Show only lines that include "zoom".

....

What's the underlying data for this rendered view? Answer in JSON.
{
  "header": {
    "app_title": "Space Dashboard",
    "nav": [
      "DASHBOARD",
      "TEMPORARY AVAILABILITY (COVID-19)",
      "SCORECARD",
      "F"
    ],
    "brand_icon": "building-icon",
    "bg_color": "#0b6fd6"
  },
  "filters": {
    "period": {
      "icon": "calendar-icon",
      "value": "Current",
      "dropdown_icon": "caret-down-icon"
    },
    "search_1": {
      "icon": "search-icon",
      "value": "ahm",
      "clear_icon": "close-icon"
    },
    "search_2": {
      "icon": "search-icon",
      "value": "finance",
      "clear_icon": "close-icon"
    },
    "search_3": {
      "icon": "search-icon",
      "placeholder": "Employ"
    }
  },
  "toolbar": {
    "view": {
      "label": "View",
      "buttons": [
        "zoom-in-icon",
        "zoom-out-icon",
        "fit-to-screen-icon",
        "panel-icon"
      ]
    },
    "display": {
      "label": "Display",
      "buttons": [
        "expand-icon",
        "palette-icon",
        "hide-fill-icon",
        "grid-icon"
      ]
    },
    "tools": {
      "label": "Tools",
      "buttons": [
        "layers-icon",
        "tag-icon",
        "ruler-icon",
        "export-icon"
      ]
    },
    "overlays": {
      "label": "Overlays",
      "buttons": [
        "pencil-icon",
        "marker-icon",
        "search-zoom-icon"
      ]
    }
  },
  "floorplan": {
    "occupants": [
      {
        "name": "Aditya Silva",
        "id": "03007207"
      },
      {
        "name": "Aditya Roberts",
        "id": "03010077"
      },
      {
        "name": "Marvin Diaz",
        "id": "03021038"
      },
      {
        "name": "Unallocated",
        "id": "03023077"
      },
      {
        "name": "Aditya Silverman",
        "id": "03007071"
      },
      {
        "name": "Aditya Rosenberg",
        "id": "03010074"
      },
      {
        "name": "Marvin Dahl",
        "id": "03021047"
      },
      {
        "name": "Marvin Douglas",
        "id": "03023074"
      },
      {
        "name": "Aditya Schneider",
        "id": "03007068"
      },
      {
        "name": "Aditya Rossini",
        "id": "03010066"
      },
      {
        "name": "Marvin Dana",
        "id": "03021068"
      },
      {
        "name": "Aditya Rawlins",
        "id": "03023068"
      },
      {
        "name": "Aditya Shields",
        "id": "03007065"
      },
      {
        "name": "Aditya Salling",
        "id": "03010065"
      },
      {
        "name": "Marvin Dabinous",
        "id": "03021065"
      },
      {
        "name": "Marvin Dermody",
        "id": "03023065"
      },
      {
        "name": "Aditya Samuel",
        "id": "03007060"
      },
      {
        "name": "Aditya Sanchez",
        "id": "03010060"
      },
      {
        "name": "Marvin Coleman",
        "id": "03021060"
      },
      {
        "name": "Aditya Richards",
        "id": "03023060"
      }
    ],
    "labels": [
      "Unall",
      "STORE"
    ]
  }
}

....

- _EXPECTED ANSWER_:
        "zoom-in-icon",
        "zoom-out-icon",
        "search-zoom-icon"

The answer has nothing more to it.